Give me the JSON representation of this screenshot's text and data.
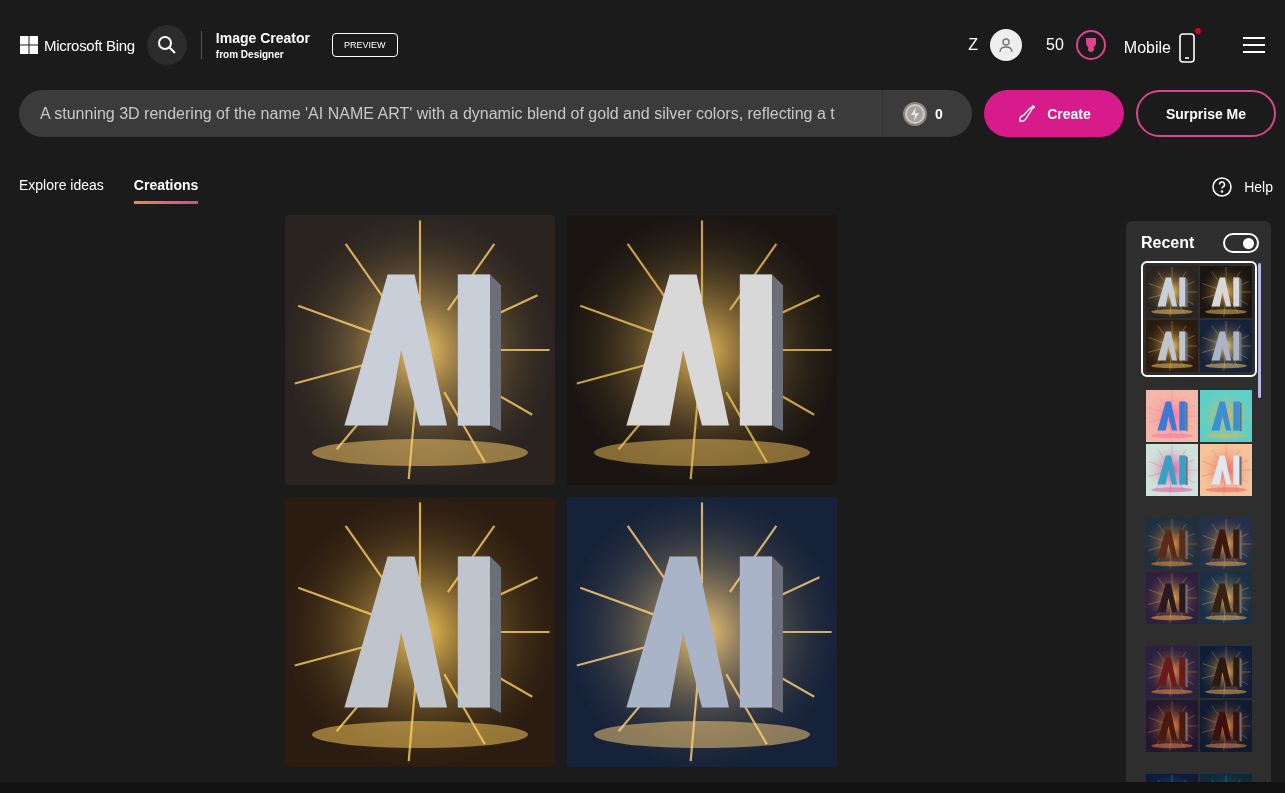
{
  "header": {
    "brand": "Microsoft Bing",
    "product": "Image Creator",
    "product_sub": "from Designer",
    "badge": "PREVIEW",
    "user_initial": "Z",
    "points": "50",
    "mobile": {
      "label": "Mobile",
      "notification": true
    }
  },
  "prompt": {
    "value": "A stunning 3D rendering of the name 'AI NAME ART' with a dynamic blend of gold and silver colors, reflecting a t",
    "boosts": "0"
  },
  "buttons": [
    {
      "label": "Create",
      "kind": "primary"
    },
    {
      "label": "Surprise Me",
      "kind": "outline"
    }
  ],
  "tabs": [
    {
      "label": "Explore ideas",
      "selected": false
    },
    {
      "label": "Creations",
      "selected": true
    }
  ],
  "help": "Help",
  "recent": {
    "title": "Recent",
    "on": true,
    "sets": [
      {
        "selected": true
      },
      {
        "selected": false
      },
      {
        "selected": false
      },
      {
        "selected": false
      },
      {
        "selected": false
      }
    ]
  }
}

* * *

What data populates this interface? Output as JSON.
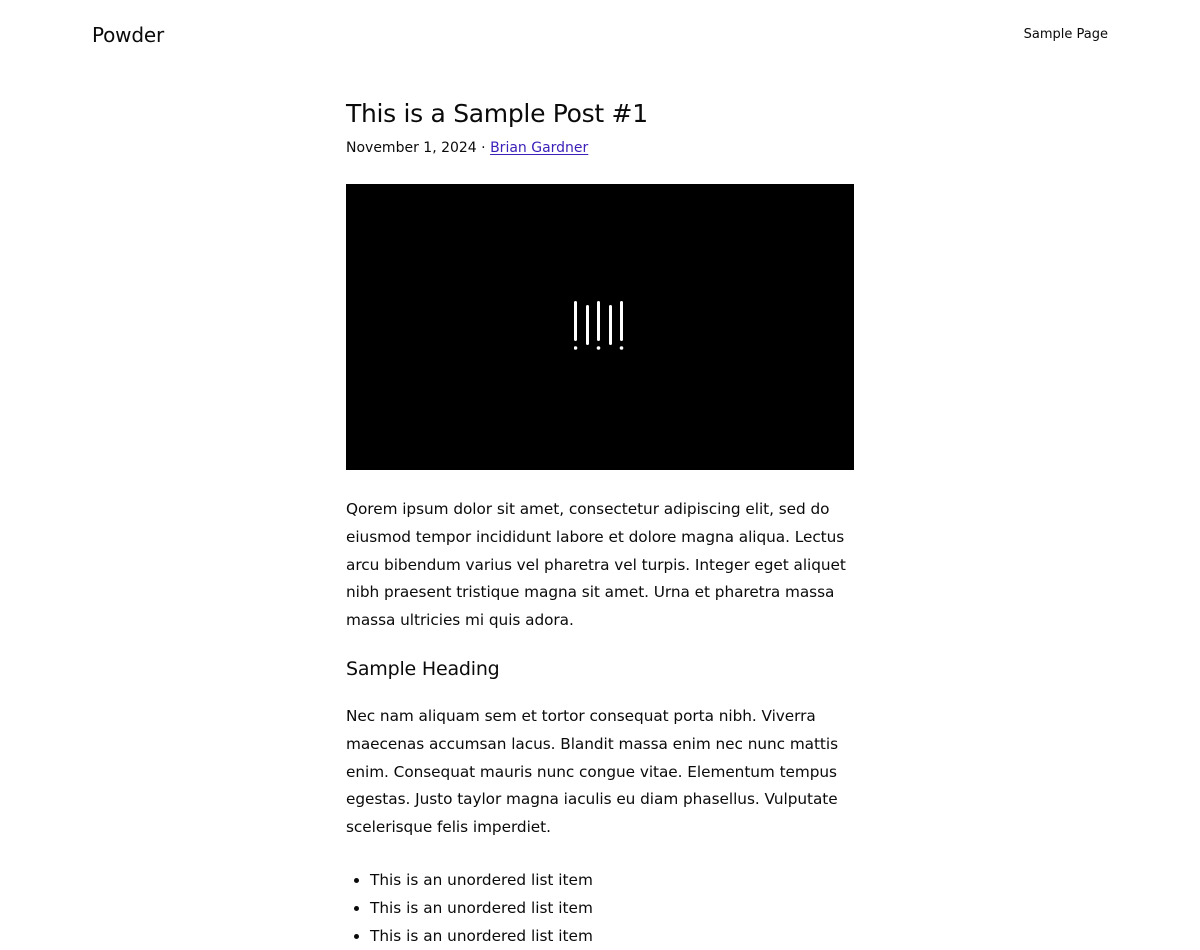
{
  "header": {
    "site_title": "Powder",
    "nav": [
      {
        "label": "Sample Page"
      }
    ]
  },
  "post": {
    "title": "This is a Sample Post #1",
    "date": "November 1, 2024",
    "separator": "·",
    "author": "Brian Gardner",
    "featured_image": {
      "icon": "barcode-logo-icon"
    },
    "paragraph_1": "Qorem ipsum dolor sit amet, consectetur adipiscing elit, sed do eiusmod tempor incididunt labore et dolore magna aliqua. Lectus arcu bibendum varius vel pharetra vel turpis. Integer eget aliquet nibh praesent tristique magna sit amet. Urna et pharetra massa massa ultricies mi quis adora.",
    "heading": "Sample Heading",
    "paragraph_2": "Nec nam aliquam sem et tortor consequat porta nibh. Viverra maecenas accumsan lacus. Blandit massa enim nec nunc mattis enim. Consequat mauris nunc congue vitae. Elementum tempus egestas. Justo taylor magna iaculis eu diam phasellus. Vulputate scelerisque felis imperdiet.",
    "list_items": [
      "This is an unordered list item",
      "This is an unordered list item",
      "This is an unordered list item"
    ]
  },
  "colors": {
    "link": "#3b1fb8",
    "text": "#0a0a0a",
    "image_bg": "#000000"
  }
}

--

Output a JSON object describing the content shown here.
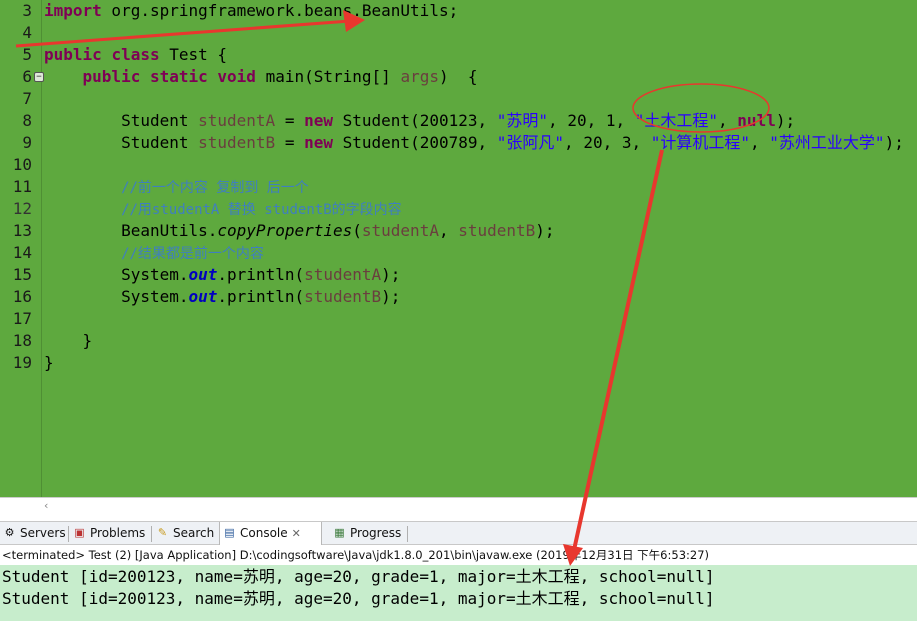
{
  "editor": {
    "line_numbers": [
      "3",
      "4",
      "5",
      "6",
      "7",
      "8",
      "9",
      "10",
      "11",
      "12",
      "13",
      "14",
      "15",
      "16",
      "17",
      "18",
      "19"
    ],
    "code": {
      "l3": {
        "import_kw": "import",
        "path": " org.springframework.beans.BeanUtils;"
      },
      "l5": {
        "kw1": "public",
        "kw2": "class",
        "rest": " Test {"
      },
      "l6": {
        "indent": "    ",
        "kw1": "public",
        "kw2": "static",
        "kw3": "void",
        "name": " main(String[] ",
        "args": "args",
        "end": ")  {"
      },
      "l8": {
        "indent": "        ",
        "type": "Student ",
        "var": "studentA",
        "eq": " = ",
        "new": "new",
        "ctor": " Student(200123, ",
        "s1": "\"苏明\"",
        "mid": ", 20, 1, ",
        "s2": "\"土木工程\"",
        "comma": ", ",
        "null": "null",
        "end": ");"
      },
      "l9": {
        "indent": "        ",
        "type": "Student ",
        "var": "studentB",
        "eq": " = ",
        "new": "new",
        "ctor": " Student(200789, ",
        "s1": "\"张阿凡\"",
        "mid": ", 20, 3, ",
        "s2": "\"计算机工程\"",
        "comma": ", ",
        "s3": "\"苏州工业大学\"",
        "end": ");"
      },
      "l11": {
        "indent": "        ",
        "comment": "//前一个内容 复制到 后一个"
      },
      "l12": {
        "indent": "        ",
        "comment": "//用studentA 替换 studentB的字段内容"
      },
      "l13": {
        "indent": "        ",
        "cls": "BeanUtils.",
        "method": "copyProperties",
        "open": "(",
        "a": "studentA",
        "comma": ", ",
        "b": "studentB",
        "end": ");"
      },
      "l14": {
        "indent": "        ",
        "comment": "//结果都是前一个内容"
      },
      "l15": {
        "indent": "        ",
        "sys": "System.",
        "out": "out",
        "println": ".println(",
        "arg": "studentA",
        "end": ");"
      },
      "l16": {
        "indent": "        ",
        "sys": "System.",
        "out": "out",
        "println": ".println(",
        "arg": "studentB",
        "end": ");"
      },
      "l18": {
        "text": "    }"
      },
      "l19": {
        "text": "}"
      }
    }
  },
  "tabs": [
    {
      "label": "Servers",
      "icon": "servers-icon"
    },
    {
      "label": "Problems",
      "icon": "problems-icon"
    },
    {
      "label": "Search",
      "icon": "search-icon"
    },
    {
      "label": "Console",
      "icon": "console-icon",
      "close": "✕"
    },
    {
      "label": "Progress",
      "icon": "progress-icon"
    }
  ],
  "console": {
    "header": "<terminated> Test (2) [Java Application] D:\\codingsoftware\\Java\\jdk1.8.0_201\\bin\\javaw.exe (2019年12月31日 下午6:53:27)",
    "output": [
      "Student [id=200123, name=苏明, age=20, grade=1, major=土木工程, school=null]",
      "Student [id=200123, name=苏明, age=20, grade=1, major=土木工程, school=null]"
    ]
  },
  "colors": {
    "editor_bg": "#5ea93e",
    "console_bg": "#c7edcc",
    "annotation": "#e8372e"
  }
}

> Task instructions: Go through the records above and copy every line with the word "Test".

> Solution:
        "rest": " Test {"
    "header": "<terminated> Test (2) [Java Application] D:\\codingsoftware\\Java\\jdk1.8.0_201\\bin\\javaw.exe (2019年12月31日 下午6:53:27)",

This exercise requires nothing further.